(Required action 1) From the host detail pages guide, list the names of all the host detail areas in its table.
(Required action 2)
Answer these questions from the host detail pages guide, one line each:
(a) Which area includes SSH host-key trust?
(b) What does the Host name field show when no display name is configured?
(c) Where does the Back to hosts control take you?
(Required action 3) Extend the host detail pages guide by writing what comes after its last line.

CT-Ops

Host Detail Pages

How CT-Ops host detail pages are organised and where to find full guides for each host-management area.

Open a host detail page by selecting a host from Hosts -> All Hosts, a group detail page, or a network detail page. The host detail page is the operational workspace for one machine. It is where you move from a fleet-level row into the evidence, configuration, and actions that apply to that specific server.

Host detail areas

AreaWhat it gives youFull guide
OverviewThe first-read view of status, last seen time, resource pressure, log-error status, detected apps, potential savings, Docker runtime state, vulnerability posture, system identity, agent state, and pinned notes.Host overview
MonitoringTime-series metrics, heartbeat history, notification charts, host checks, alert rules, and recent check results.Host monitoring
InfrastructureStorage, network interfaces, CT-Ops network membership, patch posture, services, and host logs.Host infrastructure
InventoryInstalled software, scan state, package comparison, CSV export, and vulnerability findings.Host inventory
ContainersDocker runtime state, container inventory, image risk, container metrics, network graph, and lifecycle events.Host containers
ActivityNotes and calendar events that explain planned work, maintenance, decisions, and host context.Host activity
ManagementLocal users, group membership, collection settings, tags, terminal access policy, SSH host-key trust, Docker retention overrides, and image scanning overrides.Host management
ToolsManual task execution, task history, automated run logs, terminal access, and host deletion.Host tools

Header controls

Every host detail page starts with the same header:

Control or fieldWhat it means
Back to hostsReturns to Hosts -> All Hosts. Use it after finishing a single-host investigation.
Host nameShows the host display name when one is configured, otherwise the reported hostname.

(Record extracts)
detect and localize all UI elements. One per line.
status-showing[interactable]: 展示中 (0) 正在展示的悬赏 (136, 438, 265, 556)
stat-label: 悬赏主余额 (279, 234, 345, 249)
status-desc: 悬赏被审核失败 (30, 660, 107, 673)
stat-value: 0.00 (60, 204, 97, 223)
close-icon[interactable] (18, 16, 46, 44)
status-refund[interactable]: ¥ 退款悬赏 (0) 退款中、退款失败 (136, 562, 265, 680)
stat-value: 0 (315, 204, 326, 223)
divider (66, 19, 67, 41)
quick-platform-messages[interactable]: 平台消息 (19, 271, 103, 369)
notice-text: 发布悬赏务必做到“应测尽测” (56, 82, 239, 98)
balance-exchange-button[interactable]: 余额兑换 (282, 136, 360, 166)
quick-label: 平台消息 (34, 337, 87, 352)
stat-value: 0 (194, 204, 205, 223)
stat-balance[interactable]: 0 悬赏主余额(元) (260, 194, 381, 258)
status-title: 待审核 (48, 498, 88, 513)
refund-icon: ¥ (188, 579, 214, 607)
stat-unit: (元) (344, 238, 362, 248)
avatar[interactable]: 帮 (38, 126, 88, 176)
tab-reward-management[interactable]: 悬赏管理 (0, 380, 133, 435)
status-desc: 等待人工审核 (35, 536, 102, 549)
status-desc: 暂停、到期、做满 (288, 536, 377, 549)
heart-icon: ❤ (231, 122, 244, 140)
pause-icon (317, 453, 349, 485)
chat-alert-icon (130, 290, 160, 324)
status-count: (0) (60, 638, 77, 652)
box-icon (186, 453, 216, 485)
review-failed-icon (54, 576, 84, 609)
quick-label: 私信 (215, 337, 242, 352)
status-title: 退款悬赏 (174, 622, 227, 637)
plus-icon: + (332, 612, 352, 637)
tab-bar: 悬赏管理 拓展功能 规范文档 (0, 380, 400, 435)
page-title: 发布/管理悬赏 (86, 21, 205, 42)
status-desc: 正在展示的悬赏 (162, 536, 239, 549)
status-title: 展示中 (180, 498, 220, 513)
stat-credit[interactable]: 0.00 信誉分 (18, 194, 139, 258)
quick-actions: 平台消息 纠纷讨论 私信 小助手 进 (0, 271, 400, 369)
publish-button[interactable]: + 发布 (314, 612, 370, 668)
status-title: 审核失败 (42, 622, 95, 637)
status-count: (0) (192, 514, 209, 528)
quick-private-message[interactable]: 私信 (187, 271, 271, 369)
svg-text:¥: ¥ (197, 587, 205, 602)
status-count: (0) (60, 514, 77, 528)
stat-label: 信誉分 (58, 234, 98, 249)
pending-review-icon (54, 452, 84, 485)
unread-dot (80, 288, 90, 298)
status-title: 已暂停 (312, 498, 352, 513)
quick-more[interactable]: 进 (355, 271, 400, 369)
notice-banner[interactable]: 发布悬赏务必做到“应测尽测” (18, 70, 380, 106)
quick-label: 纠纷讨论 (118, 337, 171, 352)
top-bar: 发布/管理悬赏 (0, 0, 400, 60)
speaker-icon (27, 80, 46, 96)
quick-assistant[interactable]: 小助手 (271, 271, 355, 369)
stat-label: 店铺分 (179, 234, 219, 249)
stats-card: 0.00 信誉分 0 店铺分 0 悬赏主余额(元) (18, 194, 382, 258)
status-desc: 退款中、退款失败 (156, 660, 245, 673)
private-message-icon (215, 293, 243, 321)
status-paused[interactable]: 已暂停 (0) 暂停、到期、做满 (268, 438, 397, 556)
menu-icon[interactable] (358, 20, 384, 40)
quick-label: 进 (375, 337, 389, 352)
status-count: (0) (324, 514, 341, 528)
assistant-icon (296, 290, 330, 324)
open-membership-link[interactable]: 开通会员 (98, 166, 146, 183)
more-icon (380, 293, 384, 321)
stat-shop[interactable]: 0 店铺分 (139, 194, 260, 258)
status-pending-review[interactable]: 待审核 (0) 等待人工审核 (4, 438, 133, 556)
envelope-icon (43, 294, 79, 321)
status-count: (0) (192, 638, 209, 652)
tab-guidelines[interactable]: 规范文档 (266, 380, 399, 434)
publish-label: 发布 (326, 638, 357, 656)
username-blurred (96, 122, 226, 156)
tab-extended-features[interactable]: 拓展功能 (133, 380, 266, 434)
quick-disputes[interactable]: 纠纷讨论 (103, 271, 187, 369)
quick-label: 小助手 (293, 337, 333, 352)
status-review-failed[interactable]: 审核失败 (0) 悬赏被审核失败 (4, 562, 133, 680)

(Response 1) Overview, Monitoring, Infrastructure, Inventory, Containers, Activity, Management, Tools

(Response 2)
(a) Management
(b) The reported hostname
(c) Hosts -> All Hosts

(Response 3)
Status badgeShows the current host state: Online, Offline, Pending, Revoked, or Unknown.
Last seenShows when CT-Ops last received telemetry from the host. Treat old timestamps as a sign of agent, network, or host availability trouble before trusting other telemetry.
Delete HostOpens the destructive delete flow. It is shown only to users with host-management access.

The parent navigation has eight stable areas: Overview, Monitoring, Infrastructure, Inventory, Containers, Activity, Management, and Tools. Some parent areas expose child tabs. CT-Ops loads several expensive data sets only when their tab is active, so opening a tab can trigger fresh API calls or agent queries.

Child tabs

Parent areaChild tabs
OverviewNo child tabs.
MonitoringMetrics, Checks.
InfrastructureStorage, Network, Networks, Patch Status, Services, Host Logs.
InventoryPackages, Vulnerabilities.
ContainersInternal Overview, Network View, and Lifecycle subtabs inside the page.
ActivityNotes, Calendar.
ManagementUsers, Groups, Settings. The Users tab is hidden when local-user collection is disabled for the host.
ToolsTasks, Logs, Terminal.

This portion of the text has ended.